What is required: Please lay out the rows starting at the line that contains "poem-line: 树木丛生，百草丰茂。 bbox=[135, 384, 286, 402]" and ending at the line that contains "poem-line: 东临碣石，以观沧海。 bbox=[135, 304, 286, 322]" as a Markdown table with the columns Row and Line, giving each row's number and its line and leaving out any blank lines.

-- START OF Available records --

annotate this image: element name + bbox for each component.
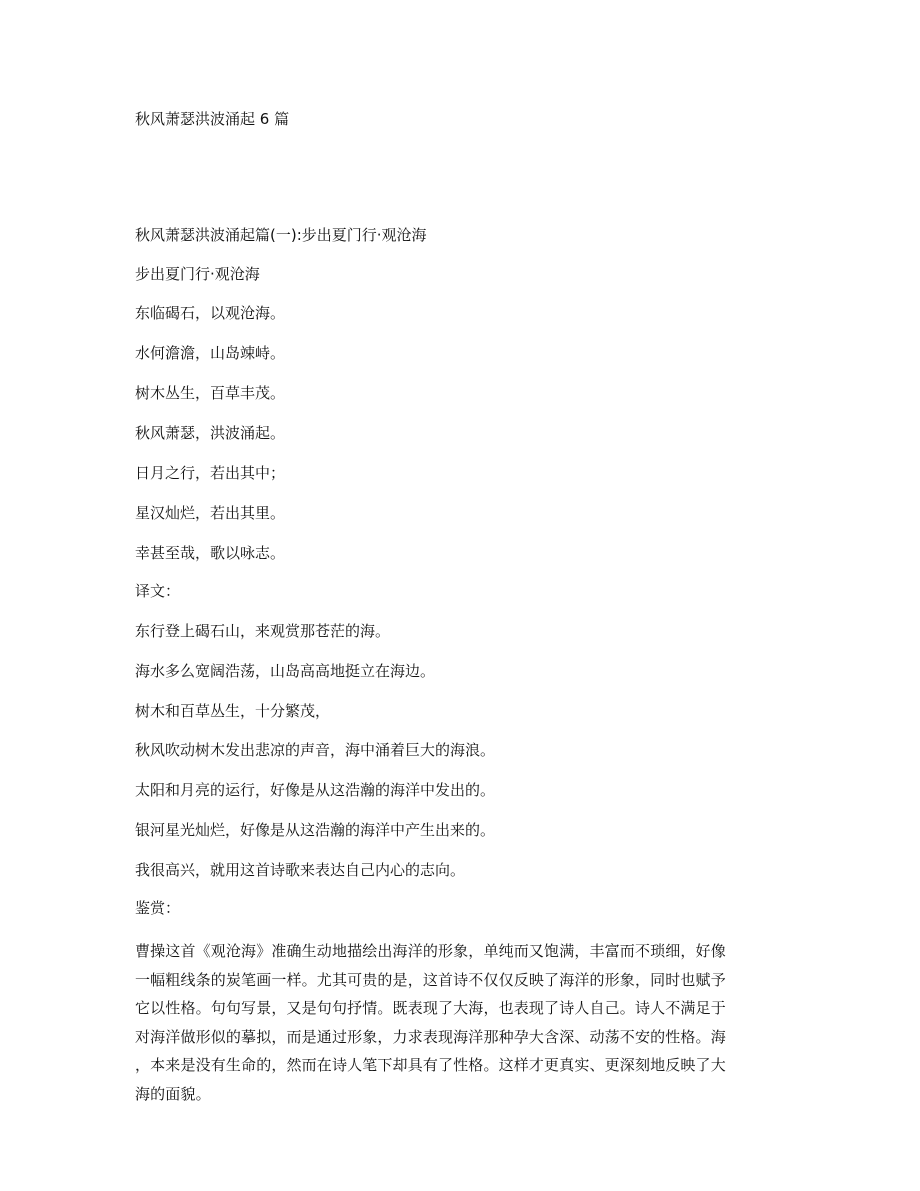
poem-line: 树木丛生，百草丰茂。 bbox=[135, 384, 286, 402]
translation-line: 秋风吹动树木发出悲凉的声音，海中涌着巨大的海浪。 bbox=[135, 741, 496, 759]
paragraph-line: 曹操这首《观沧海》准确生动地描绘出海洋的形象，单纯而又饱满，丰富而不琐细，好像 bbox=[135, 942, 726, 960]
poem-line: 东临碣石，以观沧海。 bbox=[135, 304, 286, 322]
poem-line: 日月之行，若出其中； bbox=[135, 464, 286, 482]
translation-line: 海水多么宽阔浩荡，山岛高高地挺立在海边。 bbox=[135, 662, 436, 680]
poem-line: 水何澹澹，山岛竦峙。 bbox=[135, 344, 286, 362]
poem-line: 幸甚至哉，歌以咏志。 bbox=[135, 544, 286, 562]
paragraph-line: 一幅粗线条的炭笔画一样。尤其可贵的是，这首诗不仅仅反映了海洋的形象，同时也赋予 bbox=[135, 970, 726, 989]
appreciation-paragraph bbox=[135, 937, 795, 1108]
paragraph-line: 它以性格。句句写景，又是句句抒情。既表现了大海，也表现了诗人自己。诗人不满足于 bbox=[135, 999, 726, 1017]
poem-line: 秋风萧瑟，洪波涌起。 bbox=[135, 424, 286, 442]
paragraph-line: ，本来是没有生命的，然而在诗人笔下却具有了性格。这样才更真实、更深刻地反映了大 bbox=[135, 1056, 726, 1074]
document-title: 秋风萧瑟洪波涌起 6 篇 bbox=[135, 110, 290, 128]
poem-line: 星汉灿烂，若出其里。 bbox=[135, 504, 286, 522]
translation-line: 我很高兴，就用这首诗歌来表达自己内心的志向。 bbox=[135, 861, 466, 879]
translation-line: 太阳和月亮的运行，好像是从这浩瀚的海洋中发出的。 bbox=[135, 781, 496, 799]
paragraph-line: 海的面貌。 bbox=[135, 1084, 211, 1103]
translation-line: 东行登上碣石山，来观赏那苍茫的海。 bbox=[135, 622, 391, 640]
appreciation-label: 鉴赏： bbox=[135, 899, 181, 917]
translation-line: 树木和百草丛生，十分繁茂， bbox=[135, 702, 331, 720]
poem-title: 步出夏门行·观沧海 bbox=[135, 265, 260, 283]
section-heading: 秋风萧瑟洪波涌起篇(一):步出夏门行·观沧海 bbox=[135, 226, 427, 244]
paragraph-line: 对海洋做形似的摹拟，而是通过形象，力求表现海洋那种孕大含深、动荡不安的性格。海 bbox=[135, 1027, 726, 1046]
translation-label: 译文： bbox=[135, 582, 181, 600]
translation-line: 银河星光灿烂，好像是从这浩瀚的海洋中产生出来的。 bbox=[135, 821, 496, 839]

-- END OF Available records --

Correct response:
| Row | Line |
|---|---|
| 1 | poem-line: 树木丛生，百草丰茂。 bbox=[135, 384, 286, 402] |
| 2 | translation-line: 秋风吹动树木发出悲凉的声音，海中涌着巨大的海浪。 bbox=[135, 741, 496, 759] |
| 3 | paragraph-line: 曹操这首《观沧海》准确生动地描绘出海洋的形象，单纯而又饱满，丰富而不琐细，好像 bbox=[135, 942, 726, 960] |
| 4 | poem-line: 东临碣石，以观沧海。 bbox=[135, 304, 286, 322] |